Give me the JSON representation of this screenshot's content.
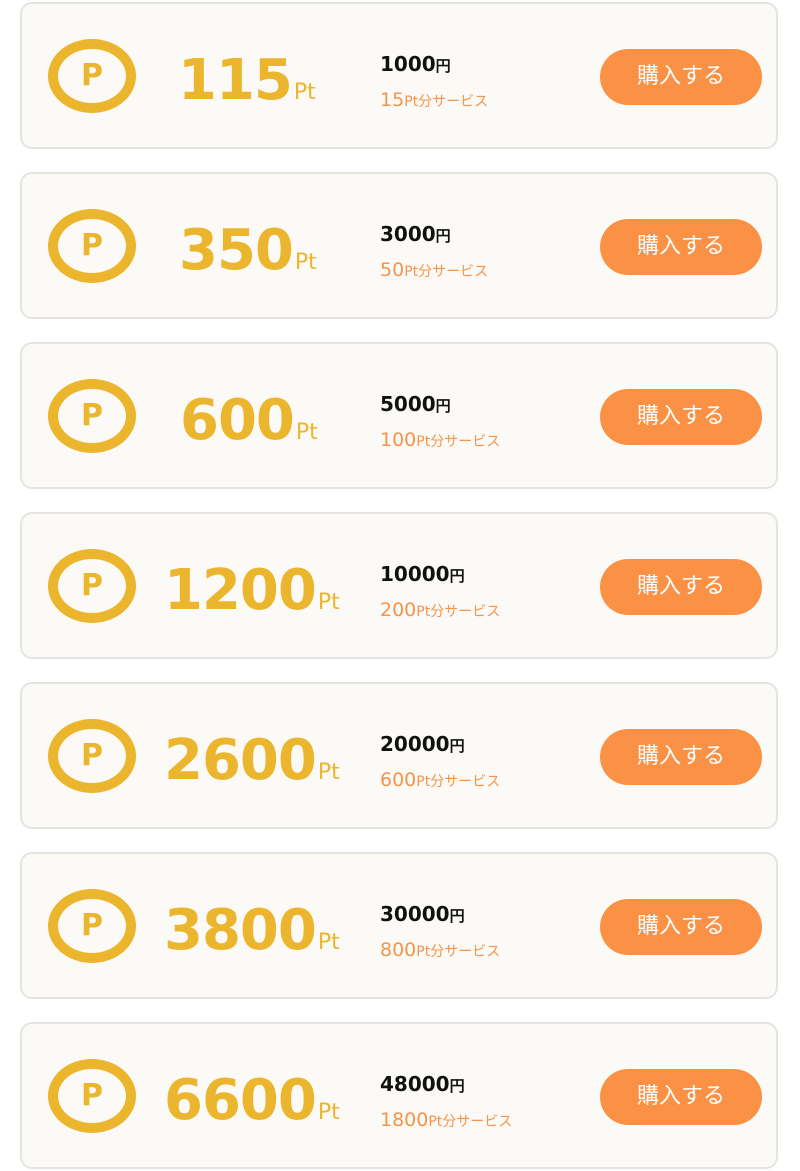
{
  "packages": [
    {
      "points": "115",
      "unit": "Pt",
      "price": "1000",
      "yen": "円",
      "bonus": "15",
      "bonus_suffix": "Pt分サービス",
      "button_label": "購入する"
    },
    {
      "points": "350",
      "unit": "Pt",
      "price": "3000",
      "yen": "円",
      "bonus": "50",
      "bonus_suffix": "Pt分サービス",
      "button_label": "購入する"
    },
    {
      "points": "600",
      "unit": "Pt",
      "price": "5000",
      "yen": "円",
      "bonus": "100",
      "bonus_suffix": "Pt分サービス",
      "button_label": "購入する"
    },
    {
      "points": "1200",
      "unit": "Pt",
      "price": "10000",
      "yen": "円",
      "bonus": "200",
      "bonus_suffix": "Pt分サービス",
      "button_label": "購入する"
    },
    {
      "points": "2600",
      "unit": "Pt",
      "price": "20000",
      "yen": "円",
      "bonus": "600",
      "bonus_suffix": "Pt分サービス",
      "button_label": "購入する"
    },
    {
      "points": "3800",
      "unit": "Pt",
      "price": "30000",
      "yen": "円",
      "bonus": "800",
      "bonus_suffix": "Pt分サービス",
      "button_label": "購入する"
    },
    {
      "points": "6600",
      "unit": "Pt",
      "price": "48000",
      "yen": "円",
      "bonus": "1800",
      "bonus_suffix": "Pt分サービス",
      "button_label": "購入する"
    }
  ],
  "icon": {
    "name": "point-icon",
    "letter": "P"
  },
  "colors": {
    "gold": "#ebb52d",
    "orange_text": "#f5944b",
    "button": "#fb9145",
    "card_bg": "#fcfaf6",
    "card_border": "#e6e4e0"
  }
}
________________________________________
◆ **TASK STATEMENT**: Identify which lines contain the word "points" and copy each one.

◆ **FULL ANSWER**:
      "points": "115",
      "points": "350",
      "points": "600",
      "points": "1200",
      "points": "2600",
      "points": "3800",
      "points": "6600",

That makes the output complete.